> _WHAT TO PRODUCE_:
Restate the material word for word and leave out anything that is a picture.
+---+
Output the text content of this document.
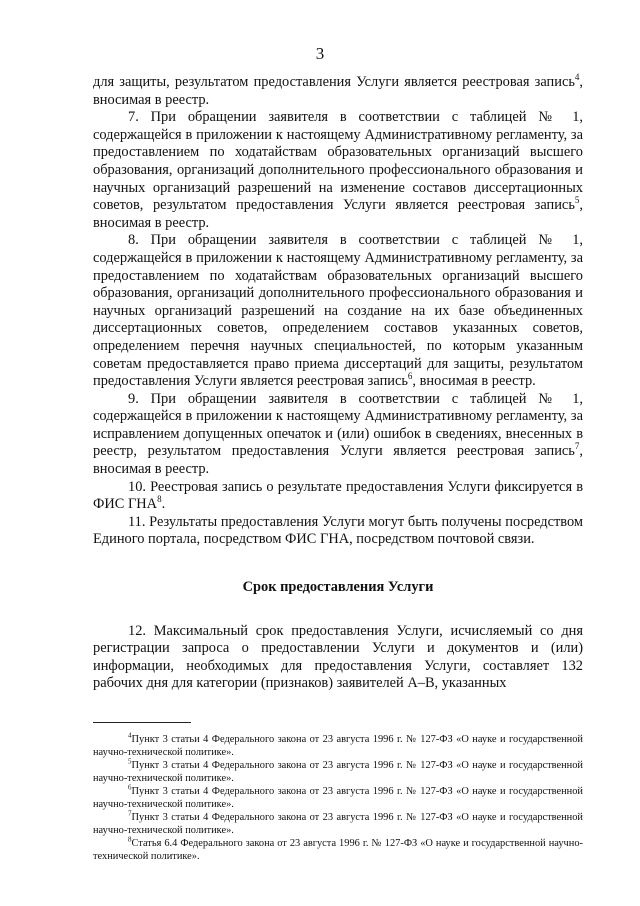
3

для защиты, результатом предоставления Услуги является реестровая запись$^4$, вносимая в реестр.

7. При обращении заявителя в соответствии с таблицей № 1, содержащейся в приложении к настоящему Административному регламенту, за предоставлением по ходатайствам образовательных организаций высшего образования, организаций дополнительного профессионального образования и научных организаций разрешений на изменение составов диссертационных советов, результатом предоставления Услуги является реестровая запись$^5$, вносимая в реестр.

8. При обращении заявителя в соответствии с таблицей № 1, содержащейся в приложении к настоящему Административному регламенту, за предоставлением по ходатайствам образовательных организаций высшего образования, организаций дополнительного профессионального образования и научных организаций разрешений на создание на их базе объединенных диссертационных советов, определением составов указанных советов, определением перечня научных специальностей, по которым указанным советам предоставляется право приема диссертаций для защиты, результатом предоставления Услуги является реестровая запись$^6$, вносимая в реестр.

9. При обращении заявителя в соответствии с таблицей № 1, содержащейся в приложении к настоящему Административному регламенту, за исправлением допущенных опечаток и (или) ошибок в сведениях, внесенных в реестр, результатом предоставления Услуги является реестровая запись$^7$, вносимая в реестр.

10. Реестровая запись о результате предоставления Услуги фиксируется в ФИС ГНА$^8$.

11. Результаты предоставления Услуги могут быть получены посредством Единого портала, посредством ФИС ГНА, посредством почтовой связи.

Срок предоставления Услуги

12. Максимальный срок предоставления Услуги, исчисляемый со дня регистрации запроса о предоставлении Услуги и документов и (или) информации, необходимых для предоставления Услуги, составляет 132 рабочих дня для категории (признаков) заявителей А–В, указанных

$^4$Пункт 3 статьи 4 Федерального закона от 23 августа 1996 г. № 127-ФЗ «О науке и государственной научно-технической политике».

$^5$Пункт 3 статьи 4 Федерального закона от 23 августа 1996 г. № 127-ФЗ «О науке и государственной научно-технической политике».

$^6$Пункт 3 статьи 4 Федерального закона от 23 августа 1996 г. № 127-ФЗ «О науке и государственной научно-технической политике».

$^7$Пункт 3 статьи 4 Федерального закона от 23 августа 1996 г. № 127-ФЗ «О науке и государственной научно-технической политике».

$^8$Статья 6.4 Федерального закона от 23 августа 1996 г. № 127-ФЗ «О науке и государственной научно-технической политике».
+---+
> _THE OUTPUT_:
Output the text content of this document.
3

для защиты, результатом предоставления Услуги является реестровая запись$^4$, вносимая в реестр.

7. При обращении заявителя в соответствии с таблицей № 1, содержащейся в приложении к настоящему Административному регламенту, за предоставлением по ходатайствам образовательных организаций высшего образования, организаций дополнительного профессионального образования и научных организаций разрешений на изменение составов диссертационных советов, результатом предоставления Услуги является реестровая запись$^5$, вносимая в реестр.

8. При обращении заявителя в соответствии с таблицей № 1, содержащейся в приложении к настоящему Административному регламенту, за предоставлением по ходатайствам образовательных организаций высшего образования, организаций дополнительного профессионального образования и научных организаций разрешений на создание на их базе объединенных диссертационных советов, определением составов указанных советов, определением перечня научных специальностей, по которым указанным советам предоставляется право приема диссертаций для защиты, результатом предоставления Услуги является реестровая запись$^6$, вносимая в реестр.

9. При обращении заявителя в соответствии с таблицей № 1, содержащейся в приложении к настоящему Административному регламенту, за исправлением допущенных опечаток и (или) ошибок в сведениях, внесенных в реестр, результатом предоставления Услуги является реестровая запись$^7$, вносимая в реестр.

10. Реестровая запись о результате предоставления Услуги фиксируется в ФИС ГНА$^8$.

11. Результаты предоставления Услуги могут быть получены посредством Единого портала, посредством ФИС ГНА, посредством почтовой связи.

Срок предоставления Услуги

12. Максимальный срок предоставления Услуги, исчисляемый со дня регистрации запроса о предоставлении Услуги и документов и (или) информации, необходимых для предоставления Услуги, составляет 132 рабочих дня для категории (признаков) заявителей А–В, указанных

$^4$Пункт 3 статьи 4 Федерального закона от 23 августа 1996 г. № 127-ФЗ «О науке и государственной научно-технической политике».

$^5$Пункт 3 статьи 4 Федерального закона от 23 августа 1996 г. № 127-ФЗ «О науке и государственной научно-технической политике».

$^6$Пункт 3 статьи 4 Федерального закона от 23 августа 1996 г. № 127-ФЗ «О науке и государственной научно-технической политике».

$^7$Пункт 3 статьи 4 Федерального закона от 23 августа 1996 г. № 127-ФЗ «О науке и государственной научно-технической политике».

$^8$Статья 6.4 Федерального закона от 23 августа 1996 г. № 127-ФЗ «О науке и государственной научно-технической политике».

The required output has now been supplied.